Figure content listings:
* start *

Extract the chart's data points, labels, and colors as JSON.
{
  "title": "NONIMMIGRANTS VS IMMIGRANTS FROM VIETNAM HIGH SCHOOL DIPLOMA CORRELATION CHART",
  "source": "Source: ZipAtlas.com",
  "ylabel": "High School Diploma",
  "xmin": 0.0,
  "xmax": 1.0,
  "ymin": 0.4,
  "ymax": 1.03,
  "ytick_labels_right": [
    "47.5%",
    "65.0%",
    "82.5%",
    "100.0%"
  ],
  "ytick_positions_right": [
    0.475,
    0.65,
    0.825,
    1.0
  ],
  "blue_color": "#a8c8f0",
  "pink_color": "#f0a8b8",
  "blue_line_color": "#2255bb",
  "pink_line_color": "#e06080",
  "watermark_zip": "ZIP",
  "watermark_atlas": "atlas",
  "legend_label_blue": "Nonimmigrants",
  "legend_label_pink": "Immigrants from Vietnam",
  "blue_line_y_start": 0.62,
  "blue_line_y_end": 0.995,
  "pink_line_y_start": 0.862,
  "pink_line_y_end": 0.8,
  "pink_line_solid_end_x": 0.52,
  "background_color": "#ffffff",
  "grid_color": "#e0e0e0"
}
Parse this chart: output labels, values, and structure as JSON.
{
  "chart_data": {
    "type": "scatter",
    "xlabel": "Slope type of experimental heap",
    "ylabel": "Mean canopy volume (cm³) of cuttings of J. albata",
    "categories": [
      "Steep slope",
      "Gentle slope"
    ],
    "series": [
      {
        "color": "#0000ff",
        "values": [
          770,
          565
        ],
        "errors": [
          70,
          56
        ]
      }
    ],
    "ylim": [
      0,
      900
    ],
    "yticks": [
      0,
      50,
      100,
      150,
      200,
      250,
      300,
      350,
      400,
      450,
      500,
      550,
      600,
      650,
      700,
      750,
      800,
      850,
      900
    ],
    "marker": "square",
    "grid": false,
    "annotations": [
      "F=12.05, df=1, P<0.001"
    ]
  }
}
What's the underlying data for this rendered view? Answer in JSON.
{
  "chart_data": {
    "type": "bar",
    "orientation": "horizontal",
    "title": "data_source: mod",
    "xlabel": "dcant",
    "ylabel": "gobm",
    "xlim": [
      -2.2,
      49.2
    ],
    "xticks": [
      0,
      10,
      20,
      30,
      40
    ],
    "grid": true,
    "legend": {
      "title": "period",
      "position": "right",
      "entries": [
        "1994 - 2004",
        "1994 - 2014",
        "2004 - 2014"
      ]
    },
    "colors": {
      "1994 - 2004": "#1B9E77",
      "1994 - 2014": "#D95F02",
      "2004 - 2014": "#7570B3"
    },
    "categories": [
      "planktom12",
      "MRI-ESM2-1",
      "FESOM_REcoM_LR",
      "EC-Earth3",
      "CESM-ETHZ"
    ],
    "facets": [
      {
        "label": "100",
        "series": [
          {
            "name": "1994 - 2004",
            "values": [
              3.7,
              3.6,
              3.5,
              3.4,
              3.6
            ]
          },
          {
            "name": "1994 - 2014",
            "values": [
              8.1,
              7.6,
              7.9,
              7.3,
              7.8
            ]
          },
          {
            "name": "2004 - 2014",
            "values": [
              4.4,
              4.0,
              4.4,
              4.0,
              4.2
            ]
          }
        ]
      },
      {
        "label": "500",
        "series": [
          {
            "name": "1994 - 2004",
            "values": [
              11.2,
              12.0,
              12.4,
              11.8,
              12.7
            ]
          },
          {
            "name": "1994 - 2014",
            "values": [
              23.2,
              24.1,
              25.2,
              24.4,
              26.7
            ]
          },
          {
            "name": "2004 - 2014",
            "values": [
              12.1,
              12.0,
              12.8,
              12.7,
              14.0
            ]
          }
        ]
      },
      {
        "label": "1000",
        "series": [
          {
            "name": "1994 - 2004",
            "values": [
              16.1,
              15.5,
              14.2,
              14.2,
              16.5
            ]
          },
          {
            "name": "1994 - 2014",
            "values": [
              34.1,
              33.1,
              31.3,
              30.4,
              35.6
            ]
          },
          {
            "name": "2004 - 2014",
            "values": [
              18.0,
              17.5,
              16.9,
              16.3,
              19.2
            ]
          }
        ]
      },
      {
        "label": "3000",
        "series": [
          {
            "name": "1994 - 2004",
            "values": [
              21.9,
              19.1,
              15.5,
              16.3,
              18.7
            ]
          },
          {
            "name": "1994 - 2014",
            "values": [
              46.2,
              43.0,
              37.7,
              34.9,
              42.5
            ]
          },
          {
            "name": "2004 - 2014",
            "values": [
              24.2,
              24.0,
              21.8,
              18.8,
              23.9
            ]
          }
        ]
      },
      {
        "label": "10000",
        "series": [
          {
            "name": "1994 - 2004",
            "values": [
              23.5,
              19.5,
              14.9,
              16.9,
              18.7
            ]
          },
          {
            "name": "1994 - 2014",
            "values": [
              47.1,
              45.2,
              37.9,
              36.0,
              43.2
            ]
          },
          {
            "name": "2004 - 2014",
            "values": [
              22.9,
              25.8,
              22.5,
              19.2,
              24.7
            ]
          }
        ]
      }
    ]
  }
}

* end *

Exercise directions: Show every line in the entries where the string "this" occurs.

Worked answer:
Parse this chart: output labels, values, and structure as JSON.
What's the underlying data for this rendered view? Answer in JSON.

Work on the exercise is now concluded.